Records from a dataset
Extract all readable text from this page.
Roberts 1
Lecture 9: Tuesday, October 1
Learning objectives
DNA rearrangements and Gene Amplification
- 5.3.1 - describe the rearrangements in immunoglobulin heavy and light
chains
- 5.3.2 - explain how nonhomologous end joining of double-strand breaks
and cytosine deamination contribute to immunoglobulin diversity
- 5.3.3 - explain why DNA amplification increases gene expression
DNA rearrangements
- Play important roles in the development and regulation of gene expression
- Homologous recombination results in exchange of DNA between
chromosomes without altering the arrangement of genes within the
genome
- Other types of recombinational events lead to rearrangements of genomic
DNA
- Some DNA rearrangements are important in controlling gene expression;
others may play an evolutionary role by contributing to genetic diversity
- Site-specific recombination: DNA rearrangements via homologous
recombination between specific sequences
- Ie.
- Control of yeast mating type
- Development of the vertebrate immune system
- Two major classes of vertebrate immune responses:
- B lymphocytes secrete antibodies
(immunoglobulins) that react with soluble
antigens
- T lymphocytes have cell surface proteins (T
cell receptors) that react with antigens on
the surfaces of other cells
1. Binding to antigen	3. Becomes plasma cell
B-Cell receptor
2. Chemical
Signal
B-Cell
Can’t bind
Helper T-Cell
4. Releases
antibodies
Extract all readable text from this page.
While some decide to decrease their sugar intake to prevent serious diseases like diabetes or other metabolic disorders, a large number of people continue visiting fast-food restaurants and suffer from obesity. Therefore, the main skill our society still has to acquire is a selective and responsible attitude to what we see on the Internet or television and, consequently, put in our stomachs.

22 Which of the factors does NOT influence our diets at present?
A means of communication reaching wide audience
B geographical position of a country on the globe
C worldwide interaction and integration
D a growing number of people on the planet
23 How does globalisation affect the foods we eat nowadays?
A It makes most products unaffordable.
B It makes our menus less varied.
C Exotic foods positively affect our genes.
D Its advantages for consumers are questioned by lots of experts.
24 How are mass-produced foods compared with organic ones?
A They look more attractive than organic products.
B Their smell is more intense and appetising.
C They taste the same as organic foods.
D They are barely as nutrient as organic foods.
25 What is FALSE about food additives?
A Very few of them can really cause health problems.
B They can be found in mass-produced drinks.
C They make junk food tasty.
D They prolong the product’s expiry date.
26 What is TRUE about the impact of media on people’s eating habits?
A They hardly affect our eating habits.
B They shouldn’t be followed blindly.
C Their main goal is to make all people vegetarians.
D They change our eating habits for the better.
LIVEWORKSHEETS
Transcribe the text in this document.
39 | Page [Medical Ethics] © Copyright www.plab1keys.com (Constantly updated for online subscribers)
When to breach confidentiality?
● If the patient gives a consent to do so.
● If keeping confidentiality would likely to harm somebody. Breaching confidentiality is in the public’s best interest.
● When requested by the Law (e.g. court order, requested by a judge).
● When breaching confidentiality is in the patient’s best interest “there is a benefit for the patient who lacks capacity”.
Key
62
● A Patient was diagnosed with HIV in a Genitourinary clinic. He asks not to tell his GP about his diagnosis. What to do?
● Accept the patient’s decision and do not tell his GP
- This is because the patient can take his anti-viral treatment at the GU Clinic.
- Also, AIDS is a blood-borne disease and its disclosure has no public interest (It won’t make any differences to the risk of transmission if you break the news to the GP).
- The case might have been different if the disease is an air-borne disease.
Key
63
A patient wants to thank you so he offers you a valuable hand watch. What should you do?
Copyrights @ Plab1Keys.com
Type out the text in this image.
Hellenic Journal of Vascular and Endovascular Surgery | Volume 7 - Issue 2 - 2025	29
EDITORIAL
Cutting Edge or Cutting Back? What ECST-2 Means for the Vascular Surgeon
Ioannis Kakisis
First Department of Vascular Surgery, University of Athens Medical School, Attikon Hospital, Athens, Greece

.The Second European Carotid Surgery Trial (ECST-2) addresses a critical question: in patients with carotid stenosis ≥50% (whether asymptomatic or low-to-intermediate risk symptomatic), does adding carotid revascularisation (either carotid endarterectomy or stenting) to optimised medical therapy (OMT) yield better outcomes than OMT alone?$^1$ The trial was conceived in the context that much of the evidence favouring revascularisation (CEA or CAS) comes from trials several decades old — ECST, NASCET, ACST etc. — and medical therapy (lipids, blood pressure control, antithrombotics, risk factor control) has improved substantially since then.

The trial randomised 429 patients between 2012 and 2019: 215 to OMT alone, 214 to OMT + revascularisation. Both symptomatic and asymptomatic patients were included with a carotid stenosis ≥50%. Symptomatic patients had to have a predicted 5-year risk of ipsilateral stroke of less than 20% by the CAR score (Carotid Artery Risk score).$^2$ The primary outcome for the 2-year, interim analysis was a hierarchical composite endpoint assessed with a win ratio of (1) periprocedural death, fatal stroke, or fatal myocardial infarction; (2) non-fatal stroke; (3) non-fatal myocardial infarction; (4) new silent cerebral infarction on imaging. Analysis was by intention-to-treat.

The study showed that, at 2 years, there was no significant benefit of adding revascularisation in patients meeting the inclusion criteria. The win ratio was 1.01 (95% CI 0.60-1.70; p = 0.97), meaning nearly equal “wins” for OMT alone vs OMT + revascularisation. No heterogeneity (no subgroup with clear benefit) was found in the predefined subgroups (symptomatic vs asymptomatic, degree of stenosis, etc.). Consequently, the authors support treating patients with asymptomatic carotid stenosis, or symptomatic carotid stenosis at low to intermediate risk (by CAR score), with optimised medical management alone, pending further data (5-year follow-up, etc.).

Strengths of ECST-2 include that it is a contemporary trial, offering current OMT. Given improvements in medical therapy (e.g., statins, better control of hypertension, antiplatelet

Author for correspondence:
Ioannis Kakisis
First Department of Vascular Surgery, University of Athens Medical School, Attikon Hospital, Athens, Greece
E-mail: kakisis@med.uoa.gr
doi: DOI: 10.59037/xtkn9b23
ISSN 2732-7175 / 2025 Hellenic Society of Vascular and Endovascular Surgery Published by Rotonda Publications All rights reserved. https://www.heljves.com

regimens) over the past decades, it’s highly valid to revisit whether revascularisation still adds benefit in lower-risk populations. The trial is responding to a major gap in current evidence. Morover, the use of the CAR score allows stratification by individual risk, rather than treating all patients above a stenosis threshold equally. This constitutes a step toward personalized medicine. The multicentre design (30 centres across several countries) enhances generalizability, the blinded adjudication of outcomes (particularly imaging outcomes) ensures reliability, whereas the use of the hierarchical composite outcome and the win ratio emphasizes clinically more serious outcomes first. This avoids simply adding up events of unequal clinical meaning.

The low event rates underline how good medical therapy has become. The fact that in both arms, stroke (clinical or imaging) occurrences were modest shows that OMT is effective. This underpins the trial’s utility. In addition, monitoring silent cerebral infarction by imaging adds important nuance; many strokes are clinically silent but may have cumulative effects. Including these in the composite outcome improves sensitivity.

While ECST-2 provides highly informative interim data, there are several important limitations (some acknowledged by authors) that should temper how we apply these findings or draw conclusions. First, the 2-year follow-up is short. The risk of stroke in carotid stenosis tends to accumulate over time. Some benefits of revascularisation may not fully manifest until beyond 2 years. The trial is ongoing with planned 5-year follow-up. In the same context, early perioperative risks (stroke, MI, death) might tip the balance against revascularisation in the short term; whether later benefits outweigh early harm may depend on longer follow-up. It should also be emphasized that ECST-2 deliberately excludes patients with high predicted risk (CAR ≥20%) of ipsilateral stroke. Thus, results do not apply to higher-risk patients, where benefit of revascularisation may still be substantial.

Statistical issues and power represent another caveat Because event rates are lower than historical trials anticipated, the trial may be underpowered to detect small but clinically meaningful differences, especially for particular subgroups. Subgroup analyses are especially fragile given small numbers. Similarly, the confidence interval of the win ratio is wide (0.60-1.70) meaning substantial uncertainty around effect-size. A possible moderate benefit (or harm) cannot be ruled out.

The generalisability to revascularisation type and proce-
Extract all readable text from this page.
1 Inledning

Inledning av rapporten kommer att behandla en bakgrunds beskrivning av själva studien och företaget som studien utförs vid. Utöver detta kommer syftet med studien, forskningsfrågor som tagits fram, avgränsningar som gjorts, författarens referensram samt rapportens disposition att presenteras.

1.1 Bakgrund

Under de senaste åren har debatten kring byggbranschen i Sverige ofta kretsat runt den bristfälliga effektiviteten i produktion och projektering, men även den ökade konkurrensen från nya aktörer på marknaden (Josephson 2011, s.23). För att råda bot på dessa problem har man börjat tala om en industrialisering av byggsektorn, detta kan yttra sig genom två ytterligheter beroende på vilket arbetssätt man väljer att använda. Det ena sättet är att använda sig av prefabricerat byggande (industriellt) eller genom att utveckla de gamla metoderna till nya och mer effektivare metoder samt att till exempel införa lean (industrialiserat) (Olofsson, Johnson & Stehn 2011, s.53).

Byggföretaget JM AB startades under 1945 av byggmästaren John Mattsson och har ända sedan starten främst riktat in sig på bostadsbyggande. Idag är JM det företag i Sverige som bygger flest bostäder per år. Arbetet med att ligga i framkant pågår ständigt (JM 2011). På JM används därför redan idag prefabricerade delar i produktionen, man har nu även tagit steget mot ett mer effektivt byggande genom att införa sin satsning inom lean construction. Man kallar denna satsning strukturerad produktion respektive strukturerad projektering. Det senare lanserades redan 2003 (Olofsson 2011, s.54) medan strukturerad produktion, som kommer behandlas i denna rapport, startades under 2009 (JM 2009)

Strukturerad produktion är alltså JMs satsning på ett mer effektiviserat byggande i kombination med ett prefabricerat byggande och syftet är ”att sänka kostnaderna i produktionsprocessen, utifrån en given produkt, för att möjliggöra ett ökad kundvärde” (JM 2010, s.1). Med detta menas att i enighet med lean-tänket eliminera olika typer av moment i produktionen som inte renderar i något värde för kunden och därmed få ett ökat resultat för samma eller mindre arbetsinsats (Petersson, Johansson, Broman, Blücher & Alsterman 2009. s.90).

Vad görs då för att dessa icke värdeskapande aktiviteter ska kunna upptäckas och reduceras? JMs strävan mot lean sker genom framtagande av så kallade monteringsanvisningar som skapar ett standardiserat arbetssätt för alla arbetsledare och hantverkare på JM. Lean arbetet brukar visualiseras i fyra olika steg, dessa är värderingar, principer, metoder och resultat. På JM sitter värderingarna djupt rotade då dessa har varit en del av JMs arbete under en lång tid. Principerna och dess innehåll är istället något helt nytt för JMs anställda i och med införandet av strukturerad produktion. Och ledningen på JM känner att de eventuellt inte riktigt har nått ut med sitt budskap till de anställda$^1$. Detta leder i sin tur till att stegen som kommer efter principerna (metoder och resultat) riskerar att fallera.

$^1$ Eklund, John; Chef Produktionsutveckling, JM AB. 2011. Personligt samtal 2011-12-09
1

### Task prompt
Tell how many lines of the records above hold the string "explain". Give no other text.

### Completed exercise
2